Select and copy out every line in the records containing "most".

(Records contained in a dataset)
********

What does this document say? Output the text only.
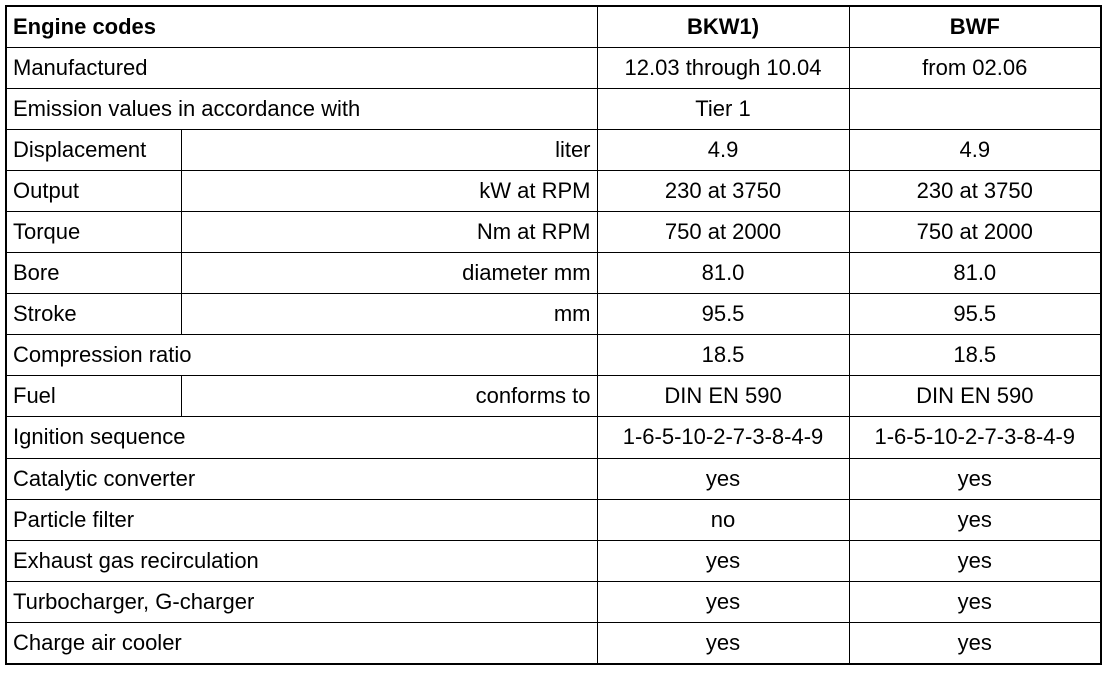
Engine codes		BKW1)	BWF
Manufactured		12.03 through 10.04	from 02.06
Emission values in accordance with		Tier 1	
Displacement	liter	4.9	4.9
Output	kW at RPM	230 at 3750	230 at 3750
Torque	Nm at RPM	750 at 2000	750 at 2000
Bore	diameter mm	81.0	81.0
Stroke	mm	95.5	95.5
Compression ratio		18.5	18.5
Fuel	conforms to	DIN EN 590	DIN EN 590
Ignition sequence		1-6-5-10-2-7-3-8-4-9	1-6-5-10-2-7-3-8-4-9
Catalytic converter		yes	yes
Particle filter		no	yes
Exhaust gas recirculation		yes	yes
Turbocharger, G-charger		yes	yes
Charge air cooler		yes	yes
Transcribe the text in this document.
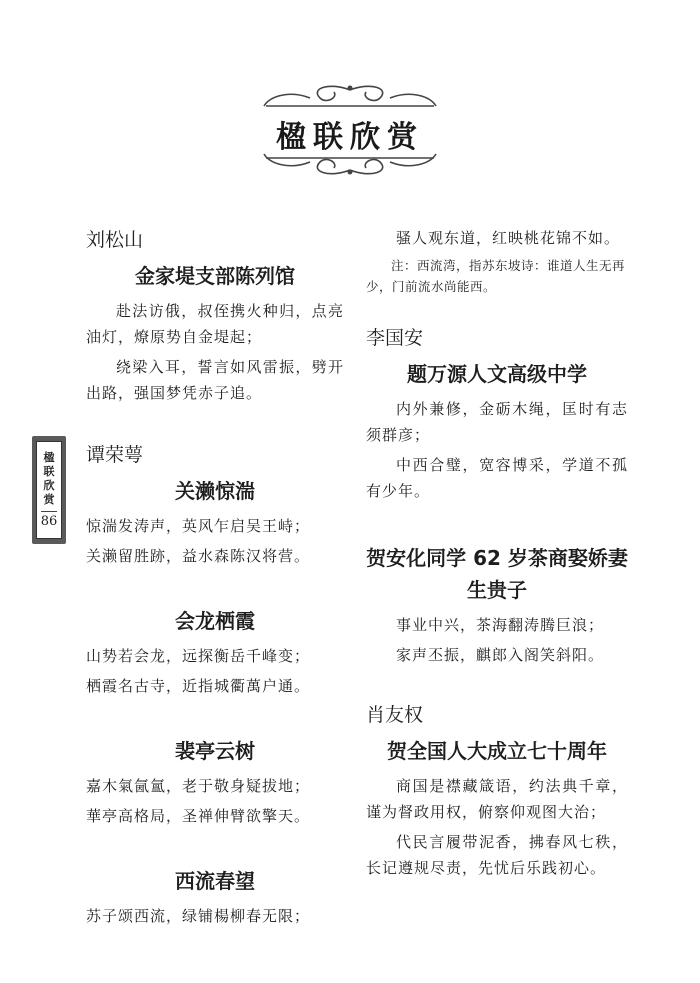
楹联欣赏
楹
联
欣
赏
86
刘松山
金家堤支部陈列馆

赴法访俄，叔侄携火种归，点亮油灯，燎原势自金堤起；

绕梁入耳，誓言如风雷振，劈开出路，强国梦凭赤子追。

谭荣萼
关濑惊湍

惊湍发涛声，英风乍启吴王峙；

关濑留胜跡，益水森陈汉将营。

会龙栖霞

山势若会龙，远探衡岳千峰变；

栖霞名古寺，近指城衢萬户通。

裴亭云树

嘉木氣氤氳，老于敬身疑拔地；

華亭高格局，圣禅伸臂欲擎天。

西流春望

苏子颂西流，绿铺楊柳春无限；

骚人观东道，红映桃花锦不如。

注：西流湾，指苏东坡诗：谁道人生无再少，门前流水尚能西。

李国安
题万源人文高级中学

内外兼修，金砺木绳，匡时有志须群彦；

中西合璧，宽容博采，学道不孤有少年。

贺安化同学 62 岁茶商娶娇妻生贵子

事业中兴，茶海翻涛腾巨浪；

家声丕振，麒郎入阁笑斜阳。

肖友权
贺全国人大成立七十周年

商国是襟藏箴语，约法典千章，谨为督政用权，俯察仰观图大治；

代民言履带泥香，拂春风七秩，长记遵规尽责，先忧后乐践初心。
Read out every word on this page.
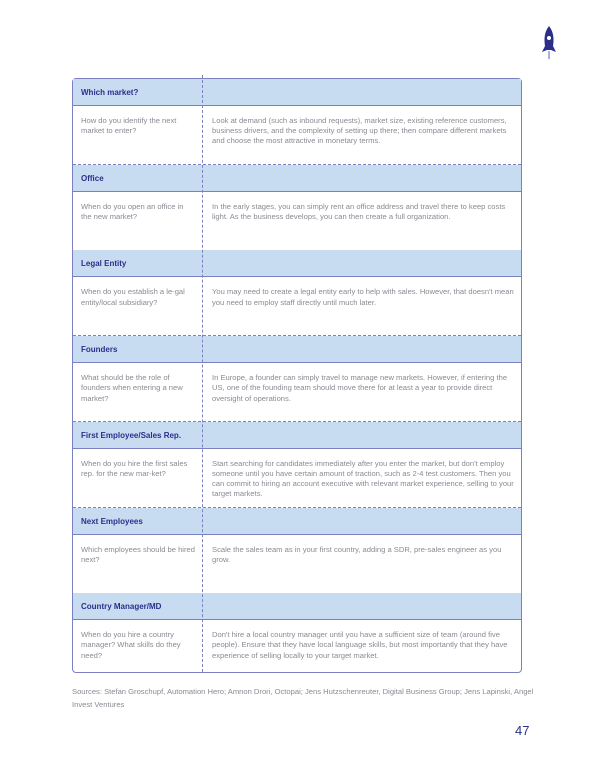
Which market?
How do you identify the next market to enter?
Look at demand (such as inbound requests), market size, existing reference customers, business drivers, and the complexity of setting up there; then compare different markets and choose the most attractive in monetary terms.
Office
When do you open an office in the new market?
In the early stages, you can simply rent an office address and travel there to keep costs light. As the business develops, you can then create a full organization.
Legal Entity
When do you establish a le-gal entity/local subsidiary?
You may need to create a legal entity early to help with sales. However, that doesn't mean you need to employ staff directly until much later.
Founders
What should be the role of founders when entering a new market?
In Europe, a founder can simply travel to manage new markets. However, if entering the US, one of the founding team should move there for at least a year to provide direct oversight of operations.
First Employee/Sales Rep.
When do you hire the first sales rep. for the new mar-ket?
Start searching for candidates immediately after you enter the market, but don't employ someone until you have certain amount of traction, such as 2-4 test customers. Then you can commit to hiring an account executive with relevant market experience, selling to your target markets.
Next Employees
Which employees should be hired next?
Scale the sales team as in your first country, adding a SDR, pre-sales engineer as you grow.
Country Manager/MD
When do you hire a country manager? What skills do they need?
Don't hire a local country manager until you have a sufficient size of team (around five people). Ensure that they have local language skills, but most importantly that they have experience of selling locally to your target market.
Sources: Stefan Groschupf, Automation Hero; Amnon Drori, Octopai; Jens Hutzschenreuter, Digital Business Group; Jens Lapinski, Angel Invest Ventures
47
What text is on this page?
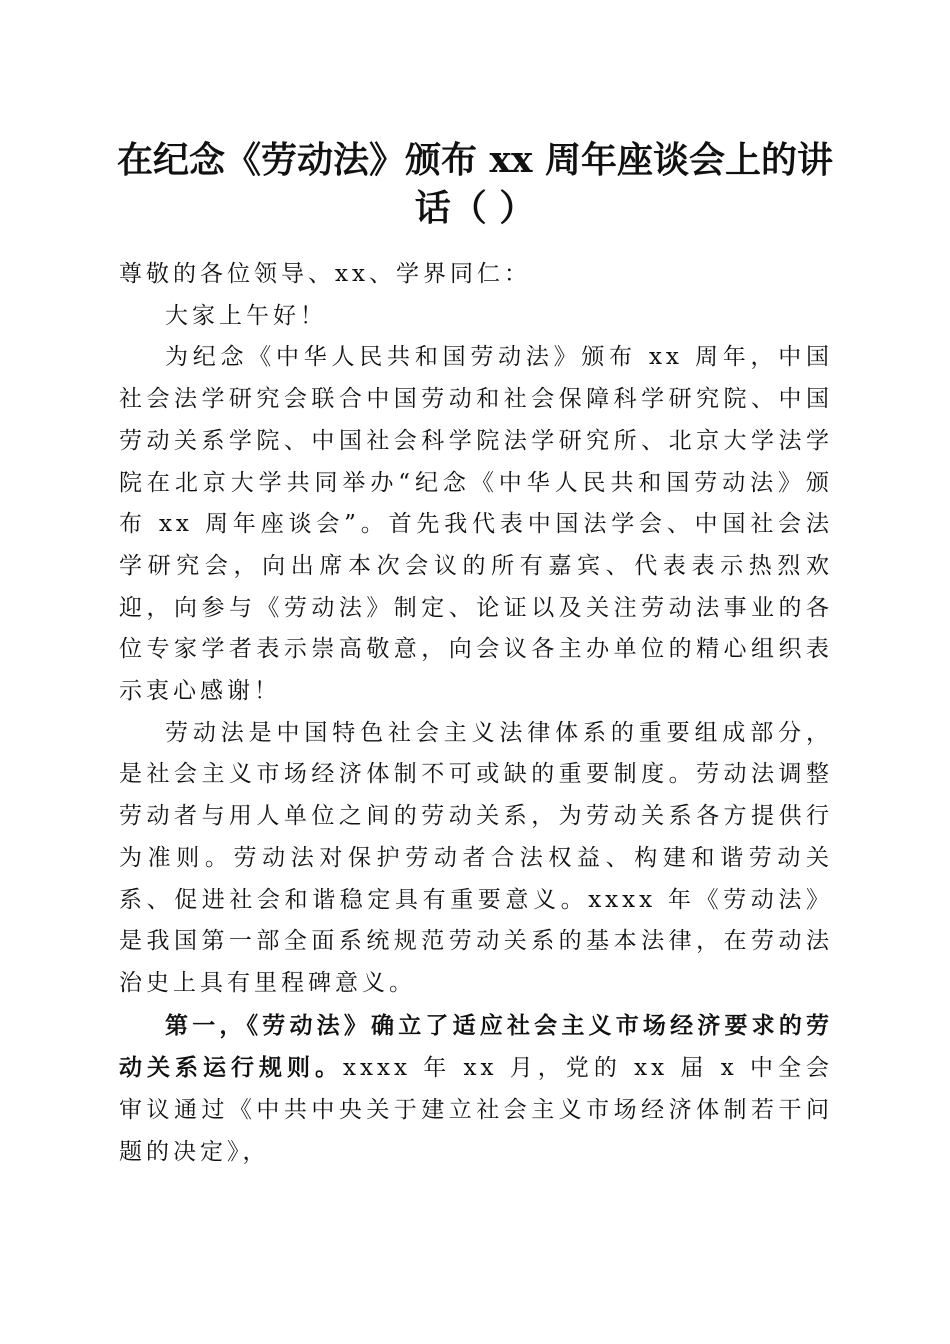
在纪念《劳动法》颁布 xx 周年座谈会上的讲
话（ ）

尊敬的各位领导、xx、学界同仁：

大家上午好！

为纪念《中华人民共和国劳动法》颁布 xx 周年，中国社会法学研究会联合中国劳动和社会保障科学研究院、中国劳动关系学院、中国社会科学院法学研究所、北京大学法学院在北京大学共同举办“纪念《中华人民共和国劳动法》颁布 xx 周年座谈会”。首先我代表中国法学会、中国社会法学研究会，向出席本次会议的所有嘉宾、代表表示热烈欢迎，向参与《劳动法》制定、论证以及关注劳动法事业的各位专家学者表示崇高敬意，向会议各主办单位的精心组织表示衷心感谢！

劳动法是中国特色社会主义法律体系的重要组成部分，是社会主义市场经济体制不可或缺的重要制度。劳动法调整劳动者与用人单位之间的劳动关系，为劳动关系各方提供行为准则。劳动法对保护劳动者合法权益、构建和谐劳动关系、促进社会和谐稳定具有重要意义。xxxx 年《劳动法》是我国第一部全面系统规范劳动关系的基本法律，在劳动法治史上具有里程碑意义。

第一，《劳动法》确立了适应社会主义市场经济要求的劳动关系运行规则。xxxx 年 xx 月，党的 xx 届 x 中全会审议通过《中共中央关于建立社会主义市场经济体制若干问题的决定》，
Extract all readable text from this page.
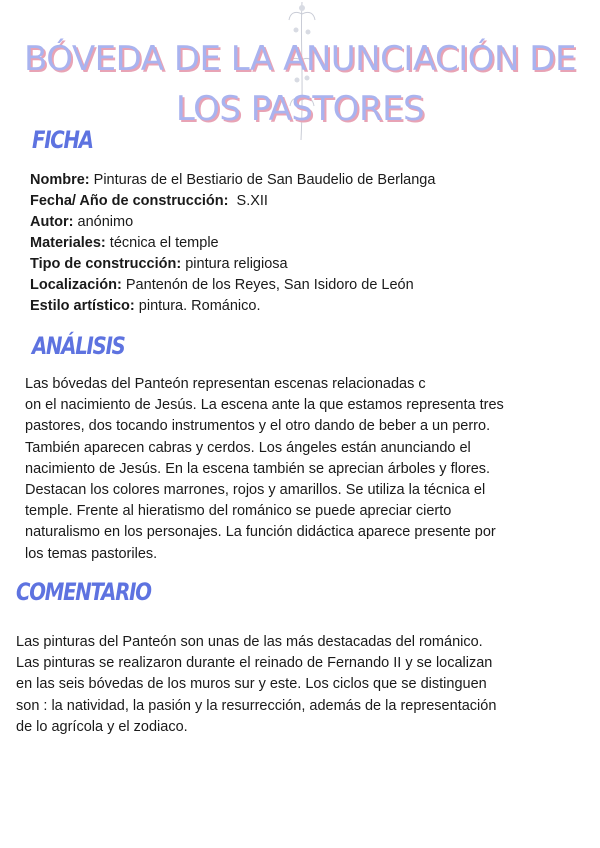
BÓVEDA DE LA ANUNCIACIÓN DE
LOS PASTORES
FICHA
Nombre: Pinturas de el Bestiario de San Baudelio de Berlanga
Fecha/ Año de construcción: S.XII
Autor: anónimo
Materiales: técnica el temple
Tipo de construcción: pintura religiosa
Localización: Pantenón de los Reyes, San Isidoro de León
Estilo artístico: pintura. Románico.
ANÁLISIS

Las bóvedas del Panteón representan escenas relacionadas c
on el nacimiento de Jesús. La escena ante la que estamos representa tres
pastores, dos tocando instrumentos y el otro dando de beber a un perro.
También aparecen cabras y cerdos. Los ángeles están anunciando el
nacimiento de Jesús. En la escena también se aprecian árboles y flores.
Destacan los colores marrones, rojos y amarillos. Se utiliza la técnica el
temple. Frente al hieratismo del románico se puede apreciar cierto
naturalismo en los personajes. La función didáctica aparece presente por
los temas pastoriles.

COMENTARIO

Las pinturas del Panteón son unas de las más destacadas del románico.
Las pinturas se realizaron durante el reinado de Fernando II y se localizan
en las seis bóvedas de los muros sur y este. Los ciclos que se distinguen
son : la natividad, la pasión y la resurrección, además de la representación
de lo agrícola y el zodiaco.
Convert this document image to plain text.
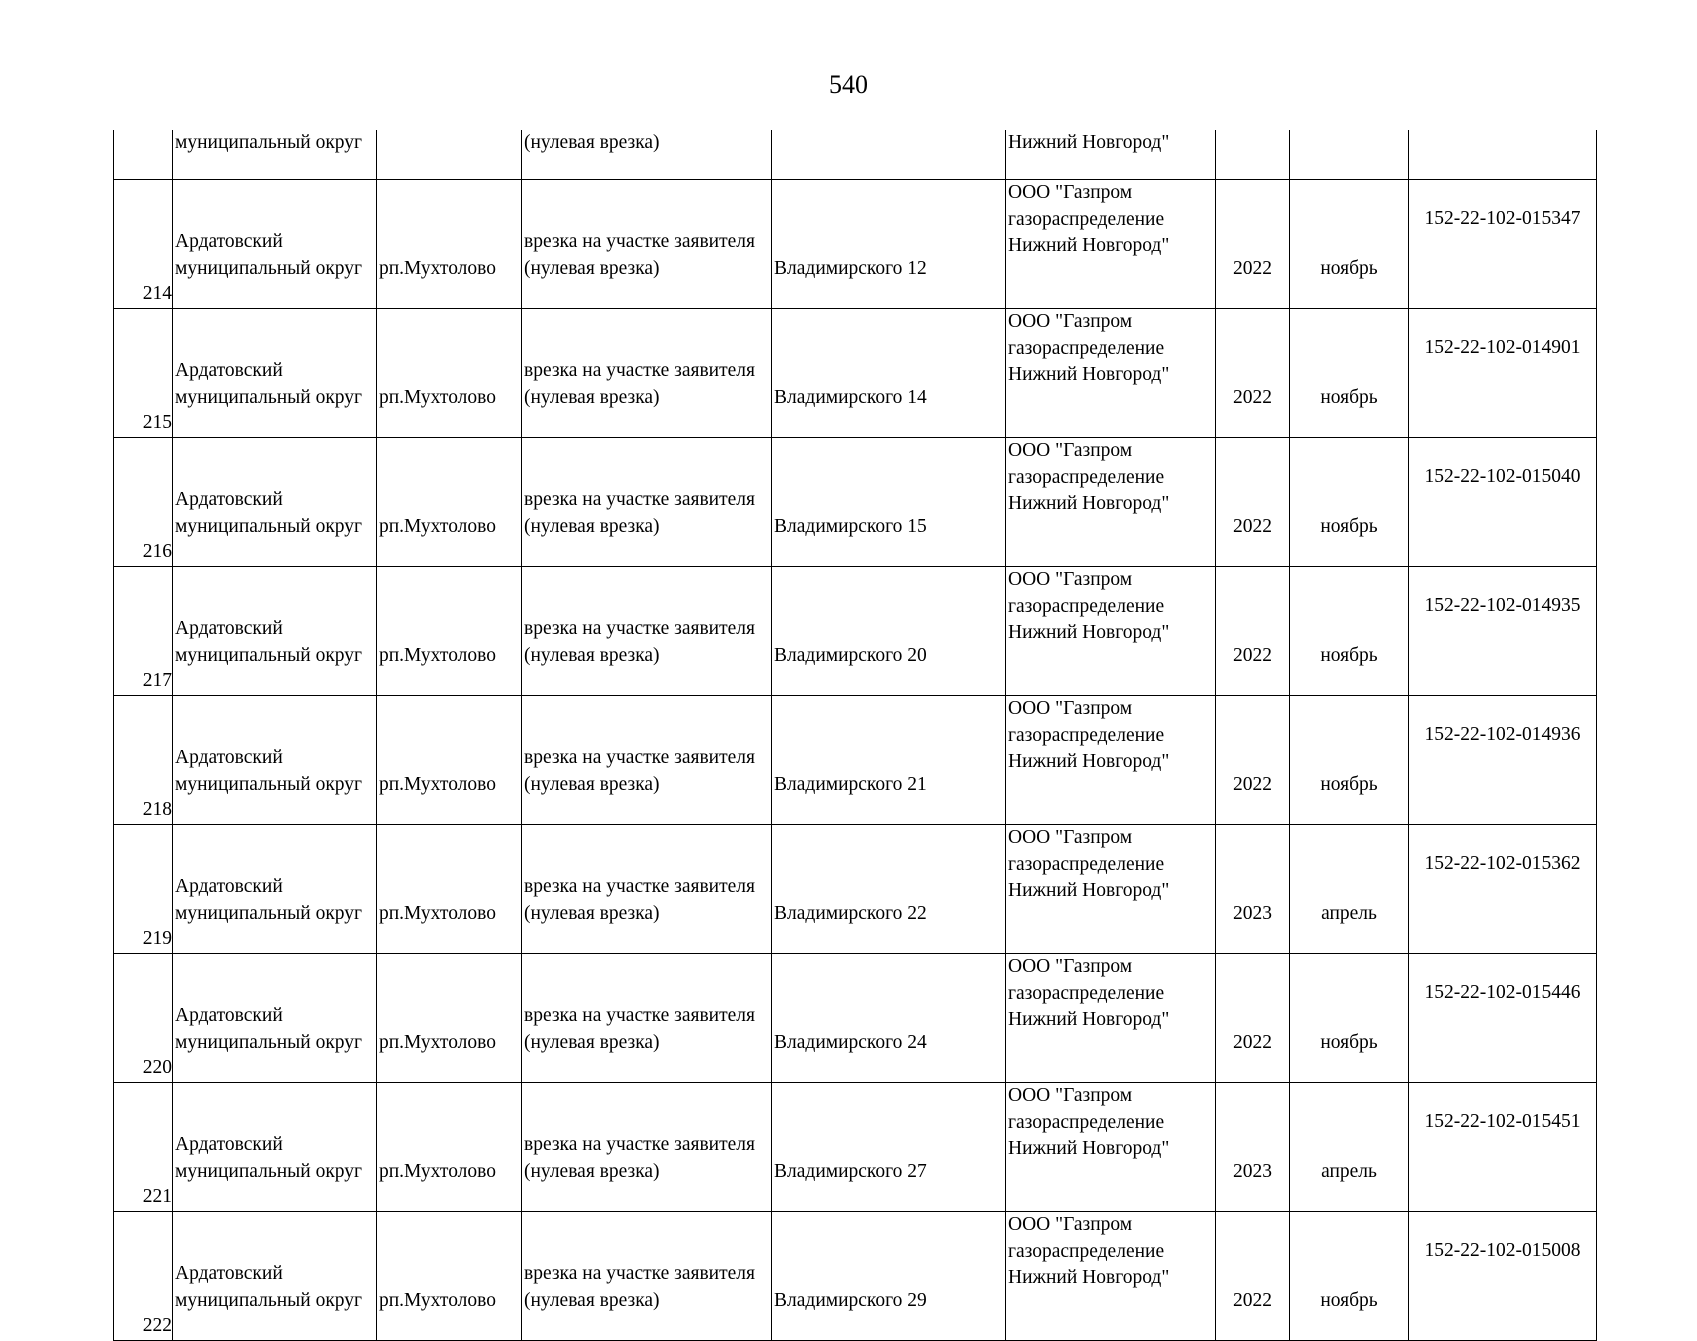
540
	муниципальный округ		(нулевая врезка)		Нижний Новгород"			
214	Ардатовский
муниципальный округ	рп.Мухтолово	врезка на участке заявителя
(нулевая врезка)	Владимирского 12	ООО "Газпром
газораспределение
Нижний Новгород"	2022	ноябрь	152-22-102-015347
215	Ардатовский
муниципальный округ	рп.Мухтолово	врезка на участке заявителя
(нулевая врезка)	Владимирского 14	ООО "Газпром
газораспределение
Нижний Новгород"	2022	ноябрь	152-22-102-014901
216	Ардатовский
муниципальный округ	рп.Мухтолово	врезка на участке заявителя
(нулевая врезка)	Владимирского 15	ООО "Газпром
газораспределение
Нижний Новгород"	2022	ноябрь	152-22-102-015040
217	Ардатовский
муниципальный округ	рп.Мухтолово	врезка на участке заявителя
(нулевая врезка)	Владимирского 20	ООО "Газпром
газораспределение
Нижний Новгород"	2022	ноябрь	152-22-102-014935
218	Ардатовский
муниципальный округ	рп.Мухтолово	врезка на участке заявителя
(нулевая врезка)	Владимирского 21	ООО "Газпром
газораспределение
Нижний Новгород"	2022	ноябрь	152-22-102-014936
219	Ардатовский
муниципальный округ	рп.Мухтолово	врезка на участке заявителя
(нулевая врезка)	Владимирского 22	ООО "Газпром
газораспределение
Нижний Новгород"	2023	апрель	152-22-102-015362
220	Ардатовский
муниципальный округ	рп.Мухтолово	врезка на участке заявителя
(нулевая врезка)	Владимирского 24	ООО "Газпром
газораспределение
Нижний Новгород"	2022	ноябрь	152-22-102-015446
221	Ардатовский
муниципальный округ	рп.Мухтолово	врезка на участке заявителя
(нулевая врезка)	Владимирского 27	ООО "Газпром
газораспределение
Нижний Новгород"	2023	апрель	152-22-102-015451
222	Ардатовский
муниципальный округ	рп.Мухтолово	врезка на участке заявителя
(нулевая врезка)	Владимирского 29	ООО "Газпром
газораспределение
Нижний Новгород"	2022	ноябрь	152-22-102-015008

********

## Problem solution:
Look at demand (such as inbound requests), market size, existing reference customers, business drivers, and the complexity of setting up there; then compare different markets and choose the most attractive in monetary terms.
Don't hire a local country manager until you have a sufficient size of team (around five people). Ensure that they have local language skills, but most importantly that they have experience of selling locally to your target market.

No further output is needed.